### Problem to solve
Copy every record below, exactly as written.

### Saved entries
========================================

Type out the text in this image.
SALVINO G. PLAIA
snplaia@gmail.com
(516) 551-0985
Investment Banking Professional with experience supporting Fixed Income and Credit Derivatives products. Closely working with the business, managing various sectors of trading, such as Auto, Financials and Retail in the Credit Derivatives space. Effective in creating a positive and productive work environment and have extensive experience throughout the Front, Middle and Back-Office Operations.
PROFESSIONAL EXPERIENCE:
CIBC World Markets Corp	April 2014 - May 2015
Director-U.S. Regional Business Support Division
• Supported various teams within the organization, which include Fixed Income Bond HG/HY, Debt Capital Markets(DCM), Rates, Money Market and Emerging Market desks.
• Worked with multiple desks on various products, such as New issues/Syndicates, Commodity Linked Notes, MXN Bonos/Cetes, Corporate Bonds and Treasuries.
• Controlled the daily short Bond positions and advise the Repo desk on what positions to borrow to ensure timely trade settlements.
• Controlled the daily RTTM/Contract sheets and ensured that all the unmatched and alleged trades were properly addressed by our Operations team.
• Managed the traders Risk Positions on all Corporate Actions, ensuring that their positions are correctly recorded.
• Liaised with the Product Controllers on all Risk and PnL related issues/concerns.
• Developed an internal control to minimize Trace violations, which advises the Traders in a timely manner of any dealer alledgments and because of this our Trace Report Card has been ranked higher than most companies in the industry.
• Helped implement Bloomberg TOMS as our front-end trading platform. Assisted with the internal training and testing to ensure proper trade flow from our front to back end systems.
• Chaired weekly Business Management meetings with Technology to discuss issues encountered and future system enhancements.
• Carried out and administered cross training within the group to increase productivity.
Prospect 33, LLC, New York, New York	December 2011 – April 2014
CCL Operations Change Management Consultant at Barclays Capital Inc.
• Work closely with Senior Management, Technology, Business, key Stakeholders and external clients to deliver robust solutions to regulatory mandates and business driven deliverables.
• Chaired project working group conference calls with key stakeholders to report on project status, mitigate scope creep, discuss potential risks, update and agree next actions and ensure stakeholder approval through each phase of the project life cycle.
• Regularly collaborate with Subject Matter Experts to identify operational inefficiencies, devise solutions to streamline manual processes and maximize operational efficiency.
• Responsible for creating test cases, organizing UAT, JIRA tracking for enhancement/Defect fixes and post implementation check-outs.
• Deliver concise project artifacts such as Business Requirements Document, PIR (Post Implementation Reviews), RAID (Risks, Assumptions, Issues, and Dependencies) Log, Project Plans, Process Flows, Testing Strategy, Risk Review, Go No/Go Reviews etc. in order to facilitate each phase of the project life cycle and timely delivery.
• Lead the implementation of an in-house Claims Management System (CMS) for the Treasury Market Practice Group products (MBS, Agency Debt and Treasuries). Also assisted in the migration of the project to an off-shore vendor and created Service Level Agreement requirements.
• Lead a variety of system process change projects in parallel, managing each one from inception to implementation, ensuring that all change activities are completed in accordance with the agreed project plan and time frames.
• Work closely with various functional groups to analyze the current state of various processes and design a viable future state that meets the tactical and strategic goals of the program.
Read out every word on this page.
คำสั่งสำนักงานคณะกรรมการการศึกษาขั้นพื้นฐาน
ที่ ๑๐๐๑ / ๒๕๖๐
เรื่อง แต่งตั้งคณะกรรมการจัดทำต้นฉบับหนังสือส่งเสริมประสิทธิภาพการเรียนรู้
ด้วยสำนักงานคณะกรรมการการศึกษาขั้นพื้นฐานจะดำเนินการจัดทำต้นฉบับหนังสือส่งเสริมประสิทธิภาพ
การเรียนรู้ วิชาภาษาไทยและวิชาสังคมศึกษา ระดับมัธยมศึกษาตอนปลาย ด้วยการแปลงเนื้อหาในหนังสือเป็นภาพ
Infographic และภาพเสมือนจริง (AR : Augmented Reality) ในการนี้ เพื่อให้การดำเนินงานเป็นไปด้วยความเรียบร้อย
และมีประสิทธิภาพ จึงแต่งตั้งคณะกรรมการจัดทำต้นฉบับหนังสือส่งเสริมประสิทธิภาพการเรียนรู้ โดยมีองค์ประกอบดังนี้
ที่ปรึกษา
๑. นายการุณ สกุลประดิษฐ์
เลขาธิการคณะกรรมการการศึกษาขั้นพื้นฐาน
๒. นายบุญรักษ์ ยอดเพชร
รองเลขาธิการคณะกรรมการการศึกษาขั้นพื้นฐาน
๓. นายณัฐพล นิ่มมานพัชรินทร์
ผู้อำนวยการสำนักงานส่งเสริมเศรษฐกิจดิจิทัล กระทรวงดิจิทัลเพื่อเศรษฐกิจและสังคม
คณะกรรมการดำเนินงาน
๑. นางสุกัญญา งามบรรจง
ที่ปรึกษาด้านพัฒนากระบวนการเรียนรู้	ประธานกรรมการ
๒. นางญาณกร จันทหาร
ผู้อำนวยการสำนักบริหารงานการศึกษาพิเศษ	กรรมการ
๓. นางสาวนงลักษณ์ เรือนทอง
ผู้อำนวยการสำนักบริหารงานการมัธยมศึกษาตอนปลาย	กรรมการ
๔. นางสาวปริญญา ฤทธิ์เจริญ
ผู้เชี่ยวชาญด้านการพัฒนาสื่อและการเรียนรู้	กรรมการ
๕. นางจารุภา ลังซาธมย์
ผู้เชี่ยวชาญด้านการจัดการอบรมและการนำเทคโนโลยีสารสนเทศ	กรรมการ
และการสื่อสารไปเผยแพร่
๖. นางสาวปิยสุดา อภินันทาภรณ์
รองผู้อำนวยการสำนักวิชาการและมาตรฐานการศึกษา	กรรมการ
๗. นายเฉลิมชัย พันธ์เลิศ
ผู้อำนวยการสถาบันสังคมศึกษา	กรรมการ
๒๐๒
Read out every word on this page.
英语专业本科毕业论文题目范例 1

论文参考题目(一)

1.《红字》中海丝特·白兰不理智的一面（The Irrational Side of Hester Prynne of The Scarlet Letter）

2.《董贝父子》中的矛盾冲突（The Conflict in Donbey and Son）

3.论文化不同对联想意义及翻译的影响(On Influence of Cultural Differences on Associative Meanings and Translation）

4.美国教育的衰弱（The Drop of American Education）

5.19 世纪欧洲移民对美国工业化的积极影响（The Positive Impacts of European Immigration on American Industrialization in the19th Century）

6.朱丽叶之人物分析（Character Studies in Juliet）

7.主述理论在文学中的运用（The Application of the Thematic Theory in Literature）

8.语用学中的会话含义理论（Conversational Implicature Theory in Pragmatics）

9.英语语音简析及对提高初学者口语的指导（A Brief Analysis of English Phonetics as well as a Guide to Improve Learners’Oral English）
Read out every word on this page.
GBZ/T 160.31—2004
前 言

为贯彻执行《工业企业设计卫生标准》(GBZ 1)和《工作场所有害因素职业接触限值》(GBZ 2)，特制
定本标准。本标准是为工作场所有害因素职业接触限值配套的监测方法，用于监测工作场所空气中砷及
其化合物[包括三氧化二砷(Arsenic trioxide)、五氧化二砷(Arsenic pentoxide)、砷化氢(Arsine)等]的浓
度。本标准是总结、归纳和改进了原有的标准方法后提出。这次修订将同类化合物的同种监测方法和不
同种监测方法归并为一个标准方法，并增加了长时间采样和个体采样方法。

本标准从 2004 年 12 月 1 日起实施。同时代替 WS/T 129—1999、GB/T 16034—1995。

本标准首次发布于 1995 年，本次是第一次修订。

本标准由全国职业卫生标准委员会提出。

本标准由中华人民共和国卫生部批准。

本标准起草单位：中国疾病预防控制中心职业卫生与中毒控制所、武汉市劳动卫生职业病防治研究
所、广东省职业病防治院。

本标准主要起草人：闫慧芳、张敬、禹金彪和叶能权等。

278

========================================

### Finished exercise
Type out the text in this image.
SALVINO G. PLAIA
snplaia@gmail.com
(516) 551-0985
Investment Banking Professional with experience supporting Fixed Income and Credit Derivatives products. Closely working with the business, managing various sectors of trading, such as Auto, Financials and Retail in the Credit Derivatives space. Effective in creating a positive and productive work environment and have extensive experience throughout the Front, Middle and Back-Office Operations.
PROFESSIONAL EXPERIENCE:
CIBC World Markets Corp	April 2014 - May 2015
Director-U.S. Regional Business Support Division
• Supported various teams within the organization, which include Fixed Income Bond HG/HY, Debt Capital Markets(DCM), Rates, Money Market and Emerging Market desks.
• Worked with multiple desks on various products, such as New issues/Syndicates, Commodity Linked Notes, MXN Bonos/Cetes, Corporate Bonds and Treasuries.
• Controlled the daily short Bond positions and advise the Repo desk on what positions to borrow to ensure timely trade settlements.
• Controlled the daily RTTM/Contract sheets and ensured that all the unmatched and alleged trades were properly addressed by our Operations team.
• Managed the traders Risk Positions on all Corporate Actions, ensuring that their positions are correctly recorded.
• Liaised with the Product Controllers on all Risk and PnL related issues/concerns.
• Developed an internal control to minimize Trace violations, which advises the Traders in a timely manner of any dealer alledgments and because of this our Trace Report Card has been ranked higher than most companies in the industry.
• Helped implement Bloomberg TOMS as our front-end trading platform. Assisted with the internal training and testing to ensure proper trade flow from our front to back end systems.
• Chaired weekly Business Management meetings with Technology to discuss issues encountered and future system enhancements.
• Carried out and administered cross training within the group to increase productivity.
Prospect 33, LLC, New York, New York	December 2011 – April 2014
CCL Operations Change Management Consultant at Barclays Capital Inc.
• Work closely with Senior Management, Technology, Business, key Stakeholders and external clients to deliver robust solutions to regulatory mandates and business driven deliverables.
• Chaired project working group conference calls with key stakeholders to report on project status, mitigate scope creep, discuss potential risks, update and agree next actions and ensure stakeholder approval through each phase of the project life cycle.
• Regularly collaborate with Subject Matter Experts to identify operational inefficiencies, devise solutions to streamline manual processes and maximize operational efficiency.
• Responsible for creating test cases, organizing UAT, JIRA tracking for enhancement/Defect fixes and post implementation check-outs.
• Deliver concise project artifacts such as Business Requirements Document, PIR (Post Implementation Reviews), RAID (Risks, Assumptions, Issues, and Dependencies) Log, Project Plans, Process Flows, Testing Strategy, Risk Review, Go No/Go Reviews etc. in order to facilitate each phase of the project life cycle and timely delivery.
• Lead the implementation of an in-house Claims Management System (CMS) for the Treasury Market Practice Group products (MBS, Agency Debt and Treasuries). Also assisted in the migration of the project to an off-shore vendor and created Service Level Agreement requirements.
• Lead a variety of system process change projects in parallel, managing each one from inception to implementation, ensuring that all change activities are completed in accordance with the agreed project plan and time frames.
• Work closely with various functional groups to analyze the current state of various processes and design a viable future state that meets the tactical and strategic goals of the program.
Read out every word on this page.
คำสั่งสำนักงานคณะกรรมการการศึกษาขั้นพื้นฐาน
ที่ ๑๐๐๑ / ๒๕๖๐
เรื่อง แต่งตั้งคณะกรรมการจัดทำต้นฉบับหนังสือส่งเสริมประสิทธิภาพการเรียนรู้
ด้วยสำนักงานคณะกรรมการการศึกษาขั้นพื้นฐานจะดำเนินการจัดทำต้นฉบับหนังสือส่งเสริมประสิทธิภาพ
การเรียนรู้ วิชาภาษาไทยและวิชาสังคมศึกษา ระดับมัธยมศึกษาตอนปลาย ด้วยการแปลงเนื้อหาในหนังสือเป็นภาพ
Infographic และภาพเสมือนจริง (AR : Augmented Reality) ในการนี้ เพื่อให้การดำเนินงานเป็นไปด้วยความเรียบร้อย
และมีประสิทธิภาพ จึงแต่งตั้งคณะกรรมการจัดทำต้นฉบับหนังสือส่งเสริมประสิทธิภาพการเรียนรู้ โดยมีองค์ประกอบดังนี้
ที่ปรึกษา
๑. นายการุณ สกุลประดิษฐ์
เลขาธิการคณะกรรมการการศึกษาขั้นพื้นฐาน
๒. นายบุญรักษ์ ยอดเพชร
รองเลขาธิการคณะกรรมการการศึกษาขั้นพื้นฐาน
๓. นายณัฐพล นิ่มมานพัชรินทร์
ผู้อำนวยการสำนักงานส่งเสริมเศรษฐกิจดิจิทัล กระทรวงดิจิทัลเพื่อเศรษฐกิจและสังคม
คณะกรรมการดำเนินงาน
๑. นางสุกัญญา งามบรรจง
ที่ปรึกษาด้านพัฒนากระบวนการเรียนรู้	ประธานกรรมการ
๒. นางญาณกร จันทหาร
ผู้อำนวยการสำนักบริหารงานการศึกษาพิเศษ	กรรมการ
๓. นางสาวนงลักษณ์ เรือนทอง
ผู้อำนวยการสำนักบริหารงานการมัธยมศึกษาตอนปลาย	กรรมการ
๔. นางสาวปริญญา ฤทธิ์เจริญ
ผู้เชี่ยวชาญด้านการพัฒนาสื่อและการเรียนรู้	กรรมการ
๕. นางจารุภา ลังซาธมย์
ผู้เชี่ยวชาญด้านการจัดการอบรมและการนำเทคโนโลยีสารสนเทศ	กรรมการ
และการสื่อสารไปเผยแพร่
๖. นางสาวปิยสุดา อภินันทาภรณ์
รองผู้อำนวยการสำนักวิชาการและมาตรฐานการศึกษา	กรรมการ
๗. นายเฉลิมชัย พันธ์เลิศ
ผู้อำนวยการสถาบันสังคมศึกษา	กรรมการ
๒๐๒
Read out every word on this page.
英语专业本科毕业论文题目范例 1

论文参考题目(一)

1.《红字》中海丝特·白兰不理智的一面（The Irrational Side of Hester Prynne of The Scarlet Letter）

2.《董贝父子》中的矛盾冲突（The Conflict in Donbey and Son）

3.论文化不同对联想意义及翻译的影响(On Influence of Cultural Differences on Associative Meanings and Translation）

4.美国教育的衰弱（The Drop of American Education）

5.19 世纪欧洲移民对美国工业化的积极影响（The Positive Impacts of European Immigration on American Industrialization in the19th Century）

6.朱丽叶之人物分析（Character Studies in Juliet）

7.主述理论在文学中的运用（The Application of the Thematic Theory in Literature）

8.语用学中的会话含义理论（Conversational Implicature Theory in Pragmatics）

9.英语语音简析及对提高初学者口语的指导（A Brief Analysis of English Phonetics as well as a Guide to Improve Learners’Oral English）
Read out every word on this page.
GBZ/T 160.31—2004
前 言

为贯彻执行《工业企业设计卫生标准》(GBZ 1)和《工作场所有害因素职业接触限值》(GBZ 2)，特制
定本标准。本标准是为工作场所有害因素职业接触限值配套的监测方法，用于监测工作场所空气中砷及
其化合物[包括三氧化二砷(Arsenic trioxide)、五氧化二砷(Arsenic pentoxide)、砷化氢(Arsine)等]的浓
度。本标准是总结、归纳和改进了原有的标准方法后提出。这次修订将同类化合物的同种监测方法和不
同种监测方法归并为一个标准方法，并增加了长时间采样和个体采样方法。

本标准从 2004 年 12 月 1 日起实施。同时代替 WS/T 129—1999、GB/T 16034—1995。

本标准首次发布于 1995 年，本次是第一次修订。

本标准由全国职业卫生标准委员会提出。

本标准由中华人民共和国卫生部批准。

本标准起草单位：中国疾病预防控制中心职业卫生与中毒控制所、武汉市劳动卫生职业病防治研究
所、广东省职业病防治院。

本标准主要起草人：闫慧芳、张敬、禹金彪和叶能权等。

278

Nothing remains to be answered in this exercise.